(Extracted records)
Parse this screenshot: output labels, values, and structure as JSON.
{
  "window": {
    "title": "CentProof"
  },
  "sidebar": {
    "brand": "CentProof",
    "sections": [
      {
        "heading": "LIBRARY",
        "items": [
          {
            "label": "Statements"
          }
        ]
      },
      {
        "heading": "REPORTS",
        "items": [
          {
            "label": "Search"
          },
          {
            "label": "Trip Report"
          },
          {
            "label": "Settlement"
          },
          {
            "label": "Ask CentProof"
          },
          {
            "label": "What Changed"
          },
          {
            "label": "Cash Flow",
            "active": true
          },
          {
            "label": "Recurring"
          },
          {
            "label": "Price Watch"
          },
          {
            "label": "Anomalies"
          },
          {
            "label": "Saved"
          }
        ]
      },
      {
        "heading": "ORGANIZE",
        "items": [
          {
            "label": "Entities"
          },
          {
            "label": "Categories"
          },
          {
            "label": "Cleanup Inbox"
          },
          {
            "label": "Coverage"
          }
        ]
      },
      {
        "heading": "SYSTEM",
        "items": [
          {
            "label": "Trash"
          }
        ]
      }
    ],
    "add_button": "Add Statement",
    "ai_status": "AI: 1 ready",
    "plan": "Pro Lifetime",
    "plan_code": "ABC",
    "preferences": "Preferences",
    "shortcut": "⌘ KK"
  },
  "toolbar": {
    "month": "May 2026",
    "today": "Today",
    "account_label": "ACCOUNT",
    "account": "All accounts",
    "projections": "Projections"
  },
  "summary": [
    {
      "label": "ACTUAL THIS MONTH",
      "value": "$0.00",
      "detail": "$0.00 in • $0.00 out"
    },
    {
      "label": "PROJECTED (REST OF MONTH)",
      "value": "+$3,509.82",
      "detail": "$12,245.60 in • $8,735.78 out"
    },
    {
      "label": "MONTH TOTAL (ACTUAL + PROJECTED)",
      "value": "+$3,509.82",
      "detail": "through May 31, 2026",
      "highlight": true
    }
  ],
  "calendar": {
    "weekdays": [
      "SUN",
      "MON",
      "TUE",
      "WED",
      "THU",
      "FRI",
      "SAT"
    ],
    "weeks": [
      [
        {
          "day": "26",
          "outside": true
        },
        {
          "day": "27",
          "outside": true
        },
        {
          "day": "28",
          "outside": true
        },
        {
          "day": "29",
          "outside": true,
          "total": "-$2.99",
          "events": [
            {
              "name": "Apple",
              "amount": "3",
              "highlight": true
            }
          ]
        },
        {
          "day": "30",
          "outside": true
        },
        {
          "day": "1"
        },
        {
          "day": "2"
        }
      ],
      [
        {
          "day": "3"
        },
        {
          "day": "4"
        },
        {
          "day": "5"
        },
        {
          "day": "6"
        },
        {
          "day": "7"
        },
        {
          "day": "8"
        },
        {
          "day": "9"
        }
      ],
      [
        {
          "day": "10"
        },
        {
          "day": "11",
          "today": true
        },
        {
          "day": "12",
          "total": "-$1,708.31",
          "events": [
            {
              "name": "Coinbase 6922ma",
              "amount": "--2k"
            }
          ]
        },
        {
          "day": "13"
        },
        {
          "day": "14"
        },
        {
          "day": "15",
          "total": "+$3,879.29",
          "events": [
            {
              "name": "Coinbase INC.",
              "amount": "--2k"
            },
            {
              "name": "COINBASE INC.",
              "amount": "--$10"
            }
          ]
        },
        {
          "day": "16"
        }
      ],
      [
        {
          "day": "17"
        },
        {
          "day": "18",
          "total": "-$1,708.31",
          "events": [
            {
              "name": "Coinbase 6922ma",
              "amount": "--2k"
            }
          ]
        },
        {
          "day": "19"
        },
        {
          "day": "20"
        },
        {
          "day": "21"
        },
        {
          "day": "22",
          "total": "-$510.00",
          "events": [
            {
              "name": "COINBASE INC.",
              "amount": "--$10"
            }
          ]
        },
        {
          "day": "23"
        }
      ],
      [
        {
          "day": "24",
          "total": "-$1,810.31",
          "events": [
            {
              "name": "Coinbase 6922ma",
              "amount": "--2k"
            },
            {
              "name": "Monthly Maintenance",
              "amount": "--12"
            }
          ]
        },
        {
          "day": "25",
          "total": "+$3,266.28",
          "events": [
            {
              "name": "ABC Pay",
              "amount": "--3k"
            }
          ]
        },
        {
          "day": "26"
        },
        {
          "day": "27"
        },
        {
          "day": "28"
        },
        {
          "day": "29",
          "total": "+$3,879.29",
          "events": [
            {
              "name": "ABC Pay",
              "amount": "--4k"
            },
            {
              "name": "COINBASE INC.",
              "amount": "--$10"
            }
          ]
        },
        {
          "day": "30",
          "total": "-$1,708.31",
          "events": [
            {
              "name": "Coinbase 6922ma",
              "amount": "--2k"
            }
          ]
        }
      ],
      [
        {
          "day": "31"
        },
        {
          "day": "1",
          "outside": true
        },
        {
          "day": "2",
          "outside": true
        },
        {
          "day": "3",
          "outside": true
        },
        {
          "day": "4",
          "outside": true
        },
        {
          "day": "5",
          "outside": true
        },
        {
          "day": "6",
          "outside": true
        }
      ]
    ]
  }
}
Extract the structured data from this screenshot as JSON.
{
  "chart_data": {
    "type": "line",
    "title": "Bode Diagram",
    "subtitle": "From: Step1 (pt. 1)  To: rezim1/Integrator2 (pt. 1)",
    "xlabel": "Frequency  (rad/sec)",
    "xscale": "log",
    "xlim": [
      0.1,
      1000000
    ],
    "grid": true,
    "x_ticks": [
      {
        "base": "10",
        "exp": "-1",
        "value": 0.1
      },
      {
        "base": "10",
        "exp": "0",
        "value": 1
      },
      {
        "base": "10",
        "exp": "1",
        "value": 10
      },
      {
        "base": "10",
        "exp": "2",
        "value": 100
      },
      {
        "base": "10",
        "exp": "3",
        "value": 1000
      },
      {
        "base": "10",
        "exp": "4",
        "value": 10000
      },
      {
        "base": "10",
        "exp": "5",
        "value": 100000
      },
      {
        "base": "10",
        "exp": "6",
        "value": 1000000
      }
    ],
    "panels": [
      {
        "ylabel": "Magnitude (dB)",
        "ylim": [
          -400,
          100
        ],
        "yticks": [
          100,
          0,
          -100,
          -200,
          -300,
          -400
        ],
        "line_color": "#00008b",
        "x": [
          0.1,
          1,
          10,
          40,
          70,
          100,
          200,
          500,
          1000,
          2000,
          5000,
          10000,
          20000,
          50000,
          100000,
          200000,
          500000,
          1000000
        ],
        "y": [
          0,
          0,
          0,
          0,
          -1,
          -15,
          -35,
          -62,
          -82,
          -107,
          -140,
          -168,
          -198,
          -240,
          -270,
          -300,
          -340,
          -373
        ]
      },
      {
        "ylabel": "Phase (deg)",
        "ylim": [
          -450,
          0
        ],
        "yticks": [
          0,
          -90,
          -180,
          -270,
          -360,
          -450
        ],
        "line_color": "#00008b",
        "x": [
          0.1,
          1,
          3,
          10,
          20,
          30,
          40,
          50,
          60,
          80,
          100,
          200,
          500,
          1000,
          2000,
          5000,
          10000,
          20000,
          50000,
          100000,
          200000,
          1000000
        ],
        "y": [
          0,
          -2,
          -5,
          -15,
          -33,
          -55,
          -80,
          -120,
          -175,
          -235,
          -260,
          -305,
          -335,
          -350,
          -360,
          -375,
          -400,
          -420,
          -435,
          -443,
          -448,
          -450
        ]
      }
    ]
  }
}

(Work instructions) Return the full listing, character for character.

(Answer)
Parse this screenshot: output labels, values, and structure as JSON.
{
  "window": {
    "title": "CentProof"
  },
  "sidebar": {
    "brand": "CentProof",
    "sections": [
      {
        "heading": "LIBRARY",
        "items": [
          {
            "label": "Statements"
          }
        ]
      },
      {
        "heading": "REPORTS",
        "items": [
          {
            "label": "Search"
          },
          {
            "label": "Trip Report"
          },
          {
            "label": "Settlement"
          },
          {
            "label": "Ask CentProof"
          },
          {
            "label": "What Changed"
          },
          {
            "label": "Cash Flow",
            "active": true
          },
          {
            "label": "Recurring"
          },
          {
            "label": "Price Watch"
          },
          {
            "label": "Anomalies"
          },
          {
            "label": "Saved"
          }
        ]
      },
      {
        "heading": "ORGANIZE",
        "items": [
          {
            "label": "Entities"
          },
          {
            "label": "Categories"
          },
          {
            "label": "Cleanup Inbox"
          },
          {
            "label": "Coverage"
          }
        ]
      },
      {
        "heading": "SYSTEM",
        "items": [
          {
            "label": "Trash"
          }
        ]
      }
    ],
    "add_button": "Add Statement",
    "ai_status": "AI: 1 ready",
    "plan": "Pro Lifetime",
    "plan_code": "ABC",
    "preferences": "Preferences",
    "shortcut": "⌘ KK"
  },
  "toolbar": {
    "month": "May 2026",
    "today": "Today",
    "account_label": "ACCOUNT",
    "account": "All accounts",
    "projections": "Projections"
  },
  "summary": [
    {
      "label": "ACTUAL THIS MONTH",
      "value": "$0.00",
      "detail": "$0.00 in • $0.00 out"
    },
    {
      "label": "PROJECTED (REST OF MONTH)",
      "value": "+$3,509.82",
      "detail": "$12,245.60 in • $8,735.78 out"
    },
    {
      "label": "MONTH TOTAL (ACTUAL + PROJECTED)",
      "value": "+$3,509.82",
      "detail": "through May 31, 2026",
      "highlight": true
    }
  ],
  "calendar": {
    "weekdays": [
      "SUN",
      "MON",
      "TUE",
      "WED",
      "THU",
      "FRI",
      "SAT"
    ],
    "weeks": [
      [
        {
          "day": "26",
          "outside": true
        },
        {
          "day": "27",
          "outside": true
        },
        {
          "day": "28",
          "outside": true
        },
        {
          "day": "29",
          "outside": true,
          "total": "-$2.99",
          "events": [
            {
              "name": "Apple",
              "amount": "3",
              "highlight": true
            }
          ]
        },
        {
          "day": "30",
          "outside": true
        },
        {
          "day": "1"
        },
        {
          "day": "2"
        }
      ],
      [
        {
          "day": "3"
        },
        {
          "day": "4"
        },
        {
          "day": "5"
        },
        {
          "day": "6"
        },
        {
          "day": "7"
        },
        {
          "day": "8"
        },
        {
          "day": "9"
        }
      ],
      [
        {
          "day": "10"
        },
        {
          "day": "11",
          "today": true
        },
        {
          "day": "12",
          "total": "-$1,708.31",
          "events": [
            {
              "name": "Coinbase 6922ma",
              "amount": "--2k"
            }
          ]
        },
        {
          "day": "13"
        },
        {
          "day": "14"
        },
        {
          "day": "15",
          "total": "+$3,879.29",
          "events": [
            {
              "name": "Coinbase INC.",
              "amount": "--2k"
            },
            {
              "name": "COINBASE INC.",
              "amount": "--$10"
            }
          ]
        },
        {
          "day": "16"
        }
      ],
      [
        {
          "day": "17"
        },
        {
          "day": "18",
          "total": "-$1,708.31",
          "events": [
            {
              "name": "Coinbase 6922ma",
              "amount": "--2k"
            }
          ]
        },
        {
          "day": "19"
        },
        {
          "day": "20"
        },
        {
          "day": "21"
        },
        {
          "day": "22",
          "total": "-$510.00",
          "events": [
            {
              "name": "COINBASE INC.",
              "amount": "--$10"
            }
          ]
        },
        {
          "day": "23"
        }
      ],
      [
        {
          "day": "24",
          "total": "-$1,810.31",
          "events": [
            {
              "name": "Coinbase 6922ma",
              "amount": "--2k"
            },
            {
              "name": "Monthly Maintenance",
              "amount": "--12"
            }
          ]
        },
        {
          "day": "25",
          "total": "+$3,266.28",
          "events": [
            {
              "name": "ABC Pay",
              "amount": "--3k"
            }
          ]
        },
        {
          "day": "26"
        },
        {
          "day": "27"
        },
        {
          "day": "28"
        },
        {
          "day": "29",
          "total": "+$3,879.29",
          "events": [
            {
              "name": "ABC Pay",
              "amount": "--4k"
            },
            {
              "name": "COINBASE INC.",
              "amount": "--$10"
            }
          ]
        },
        {
          "day": "30",
          "total": "-$1,708.31",
          "events": [
            {
              "name": "Coinbase 6922ma",
              "amount": "--2k"
            }
          ]
        }
      ],
      [
        {
          "day": "31"
        },
        {
          "day": "1",
          "outside": true
        },
        {
          "day": "2",
          "outside": true
        },
        {
          "day": "3",
          "outside": true
        },
        {
          "day": "4",
          "outside": true
        },
        {
          "day": "5",
          "outside": true
        },
        {
          "day": "6",
          "outside": true
        }
      ]
    ]
  }
}
Extract the structured data from this screenshot as JSON.
{
  "chart_data": {
    "type": "line",
    "title": "Bode Diagram",
    "subtitle": "From: Step1 (pt. 1)  To: rezim1/Integrator2 (pt. 1)",
    "xlabel": "Frequency  (rad/sec)",
    "xscale": "log",
    "xlim": [
      0.1,
      1000000
    ],
    "grid": true,
    "x_ticks": [
      {
        "base": "10",
        "exp": "-1",
        "value": 0.1
      },
      {
        "base": "10",
        "exp": "0",
        "value": 1
      },
      {
        "base": "10",
        "exp": "1",
        "value": 10
      },
      {
        "base": "10",
        "exp": "2",
        "value": 100
      },
      {
        "base": "10",
        "exp": "3",
        "value": 1000
      },
      {
        "base": "10",
        "exp": "4",
        "value": 10000
      },
      {
        "base": "10",
        "exp": "5",
        "value": 100000
      },
      {
        "base": "10",
        "exp": "6",
        "value": 1000000
      }
    ],
    "panels": [
      {
        "ylabel": "Magnitude (dB)",
        "ylim": [
          -400,
          100
        ],
        "yticks": [
          100,
          0,
          -100,
          -200,
          -300,
          -400
        ],
        "line_color": "#00008b",
        "x": [
          0.1,
          1,
          10,
          40,
          70,
          100,
          200,
          500,
          1000,
          2000,
          5000,
          10000,
          20000,
          50000,
          100000,
          200000,
          500000,
          1000000
        ],
        "y": [
          0,
          0,
          0,
          0,
          -1,
          -15,
          -35,
          -62,
          -82,
          -107,
          -140,
          -168,
          -198,
          -240,
          -270,
          -300,
          -340,
          -373
        ]
      },
      {
        "ylabel": "Phase (deg)",
        "ylim": [
          -450,
          0
        ],
        "yticks": [
          0,
          -90,
          -180,
          -270,
          -360,
          -450
        ],
        "line_color": "#00008b",
        "x": [
          0.1,
          1,
          3,
          10,
          20,
          30,
          40,
          50,
          60,
          80,
          100,
          200,
          500,
          1000,
          2000,
          5000,
          10000,
          20000,
          50000,
          100000,
          200000,
          1000000
        ],
        "y": [
          0,
          -2,
          -5,
          -15,
          -33,
          -55,
          -80,
          -120,
          -175,
          -235,
          -260,
          -305,
          -335,
          -350,
          -360,
          -375,
          -400,
          -420,
          -435,
          -443,
          -448,
          -450
        ]
      }
    ]
  }
}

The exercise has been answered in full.